## What the task requires
Wherever the word "Score" appears in the entries, copy the whole line.

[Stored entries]
■ ■ ■ ■ ■ ■ ■

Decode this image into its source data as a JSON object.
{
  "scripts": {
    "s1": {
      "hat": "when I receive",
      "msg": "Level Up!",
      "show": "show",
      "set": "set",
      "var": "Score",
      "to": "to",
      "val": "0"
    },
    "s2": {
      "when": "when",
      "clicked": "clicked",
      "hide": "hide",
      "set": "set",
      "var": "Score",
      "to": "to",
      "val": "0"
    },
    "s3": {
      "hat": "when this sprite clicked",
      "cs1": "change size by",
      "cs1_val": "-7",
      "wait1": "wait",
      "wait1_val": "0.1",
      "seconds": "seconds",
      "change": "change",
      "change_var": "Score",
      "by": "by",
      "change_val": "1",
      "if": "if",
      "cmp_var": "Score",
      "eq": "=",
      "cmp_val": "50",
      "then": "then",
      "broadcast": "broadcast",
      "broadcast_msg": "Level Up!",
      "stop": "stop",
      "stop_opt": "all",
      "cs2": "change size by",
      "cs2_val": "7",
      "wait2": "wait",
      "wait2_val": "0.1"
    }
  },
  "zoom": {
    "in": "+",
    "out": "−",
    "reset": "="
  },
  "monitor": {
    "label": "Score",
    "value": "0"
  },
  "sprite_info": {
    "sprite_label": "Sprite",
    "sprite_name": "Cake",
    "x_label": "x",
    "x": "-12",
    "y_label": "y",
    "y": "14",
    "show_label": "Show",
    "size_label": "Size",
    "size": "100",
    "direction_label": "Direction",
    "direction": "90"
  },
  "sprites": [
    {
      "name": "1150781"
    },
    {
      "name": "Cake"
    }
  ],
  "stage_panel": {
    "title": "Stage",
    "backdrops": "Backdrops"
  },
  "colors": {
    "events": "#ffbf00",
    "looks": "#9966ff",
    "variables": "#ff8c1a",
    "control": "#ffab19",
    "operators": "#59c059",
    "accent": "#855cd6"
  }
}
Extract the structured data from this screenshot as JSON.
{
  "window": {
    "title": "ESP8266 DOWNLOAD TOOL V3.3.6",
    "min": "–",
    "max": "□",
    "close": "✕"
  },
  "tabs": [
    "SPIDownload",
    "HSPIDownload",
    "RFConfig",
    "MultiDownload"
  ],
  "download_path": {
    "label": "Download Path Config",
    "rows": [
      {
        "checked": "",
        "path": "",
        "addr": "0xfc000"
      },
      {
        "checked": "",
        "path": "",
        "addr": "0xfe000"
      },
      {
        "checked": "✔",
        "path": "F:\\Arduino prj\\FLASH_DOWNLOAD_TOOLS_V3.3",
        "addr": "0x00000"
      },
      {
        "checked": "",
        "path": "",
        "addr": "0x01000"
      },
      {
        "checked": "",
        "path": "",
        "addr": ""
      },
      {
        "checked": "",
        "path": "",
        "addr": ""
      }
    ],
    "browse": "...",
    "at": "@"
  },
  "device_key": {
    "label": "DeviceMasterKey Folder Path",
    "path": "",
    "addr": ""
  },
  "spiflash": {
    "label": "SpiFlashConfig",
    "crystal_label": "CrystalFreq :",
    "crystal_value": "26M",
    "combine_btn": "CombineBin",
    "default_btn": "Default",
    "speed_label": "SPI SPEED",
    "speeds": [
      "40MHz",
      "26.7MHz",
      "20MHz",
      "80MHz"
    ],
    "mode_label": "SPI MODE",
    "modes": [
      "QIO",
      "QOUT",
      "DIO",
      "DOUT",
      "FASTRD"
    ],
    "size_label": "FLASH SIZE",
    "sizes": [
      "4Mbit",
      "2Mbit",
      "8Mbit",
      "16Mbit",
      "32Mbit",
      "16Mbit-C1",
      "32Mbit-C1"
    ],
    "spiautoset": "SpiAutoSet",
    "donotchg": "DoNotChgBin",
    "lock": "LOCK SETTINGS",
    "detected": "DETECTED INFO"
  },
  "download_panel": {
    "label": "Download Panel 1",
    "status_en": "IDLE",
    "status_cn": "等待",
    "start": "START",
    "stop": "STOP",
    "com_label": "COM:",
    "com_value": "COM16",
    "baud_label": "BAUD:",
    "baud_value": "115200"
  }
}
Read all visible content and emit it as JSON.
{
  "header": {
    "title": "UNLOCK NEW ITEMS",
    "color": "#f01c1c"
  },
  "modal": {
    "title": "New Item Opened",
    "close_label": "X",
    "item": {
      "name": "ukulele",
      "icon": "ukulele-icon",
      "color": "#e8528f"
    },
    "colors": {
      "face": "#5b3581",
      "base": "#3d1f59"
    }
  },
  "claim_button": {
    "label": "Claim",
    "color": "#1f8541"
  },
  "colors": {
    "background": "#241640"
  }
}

■ ■ ■ ■ ■ ■ ■

## Response to the task
      "var": "Score",
      "var": "Score",
      "change_var": "Score",
      "cmp_var": "Score",
    "label": "Score",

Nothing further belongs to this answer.